[Data excerpts]
— Begin —
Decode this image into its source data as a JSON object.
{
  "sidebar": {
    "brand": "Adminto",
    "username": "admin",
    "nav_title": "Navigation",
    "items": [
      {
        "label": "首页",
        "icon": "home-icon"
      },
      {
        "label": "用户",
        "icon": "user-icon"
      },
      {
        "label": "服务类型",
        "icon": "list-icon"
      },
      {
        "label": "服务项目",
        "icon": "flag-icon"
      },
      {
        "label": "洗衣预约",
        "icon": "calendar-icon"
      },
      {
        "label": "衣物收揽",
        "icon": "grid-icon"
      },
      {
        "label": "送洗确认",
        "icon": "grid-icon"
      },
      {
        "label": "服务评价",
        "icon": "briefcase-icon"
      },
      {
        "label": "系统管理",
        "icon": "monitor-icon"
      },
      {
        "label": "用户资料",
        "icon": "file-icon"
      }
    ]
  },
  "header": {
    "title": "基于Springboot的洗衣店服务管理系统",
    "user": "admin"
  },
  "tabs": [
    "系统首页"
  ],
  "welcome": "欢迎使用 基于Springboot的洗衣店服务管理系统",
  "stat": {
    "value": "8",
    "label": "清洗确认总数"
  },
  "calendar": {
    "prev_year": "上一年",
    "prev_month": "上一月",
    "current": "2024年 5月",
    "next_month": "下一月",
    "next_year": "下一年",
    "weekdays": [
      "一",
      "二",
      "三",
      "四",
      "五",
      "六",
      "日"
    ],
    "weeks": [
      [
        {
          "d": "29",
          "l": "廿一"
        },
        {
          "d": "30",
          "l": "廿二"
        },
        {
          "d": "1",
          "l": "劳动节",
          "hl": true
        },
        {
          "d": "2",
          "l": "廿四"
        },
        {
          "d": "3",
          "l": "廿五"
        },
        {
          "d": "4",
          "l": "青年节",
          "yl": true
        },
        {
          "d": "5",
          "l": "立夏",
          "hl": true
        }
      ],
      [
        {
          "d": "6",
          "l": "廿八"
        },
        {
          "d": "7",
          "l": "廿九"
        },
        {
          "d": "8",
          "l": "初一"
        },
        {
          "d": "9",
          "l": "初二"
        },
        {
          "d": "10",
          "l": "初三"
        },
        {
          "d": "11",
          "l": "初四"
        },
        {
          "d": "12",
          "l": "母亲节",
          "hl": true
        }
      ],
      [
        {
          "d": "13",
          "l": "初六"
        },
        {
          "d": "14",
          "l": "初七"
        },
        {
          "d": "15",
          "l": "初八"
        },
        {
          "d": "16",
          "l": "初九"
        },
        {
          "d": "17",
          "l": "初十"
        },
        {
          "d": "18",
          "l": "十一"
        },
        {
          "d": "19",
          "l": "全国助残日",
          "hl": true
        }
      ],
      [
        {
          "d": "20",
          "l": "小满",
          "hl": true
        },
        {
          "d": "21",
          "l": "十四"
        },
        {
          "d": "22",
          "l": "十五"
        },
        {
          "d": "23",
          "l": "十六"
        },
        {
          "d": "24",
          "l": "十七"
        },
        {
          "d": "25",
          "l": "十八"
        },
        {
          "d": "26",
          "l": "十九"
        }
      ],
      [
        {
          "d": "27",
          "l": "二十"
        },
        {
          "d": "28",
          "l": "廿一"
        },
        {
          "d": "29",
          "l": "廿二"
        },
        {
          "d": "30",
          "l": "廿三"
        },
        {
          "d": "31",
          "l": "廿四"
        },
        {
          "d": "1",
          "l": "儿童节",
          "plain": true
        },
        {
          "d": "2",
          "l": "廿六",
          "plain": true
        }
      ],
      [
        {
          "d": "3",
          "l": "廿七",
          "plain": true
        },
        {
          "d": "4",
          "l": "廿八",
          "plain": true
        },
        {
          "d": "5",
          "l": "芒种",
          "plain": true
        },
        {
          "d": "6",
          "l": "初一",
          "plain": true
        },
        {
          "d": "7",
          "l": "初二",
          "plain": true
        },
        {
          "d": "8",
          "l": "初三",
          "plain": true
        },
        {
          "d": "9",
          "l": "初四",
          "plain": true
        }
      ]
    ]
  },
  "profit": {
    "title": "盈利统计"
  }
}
— End —
YOUR INSTRUCTIONS: Identify the lines above with the word "基于Springboot的洗衣店服务管理系统". Copy them.

SOLUTION:
    "title": "基于Springboot的洗衣店服务管理系统",
  "welcome": "欢迎使用 基于Springboot的洗衣店服务管理系统",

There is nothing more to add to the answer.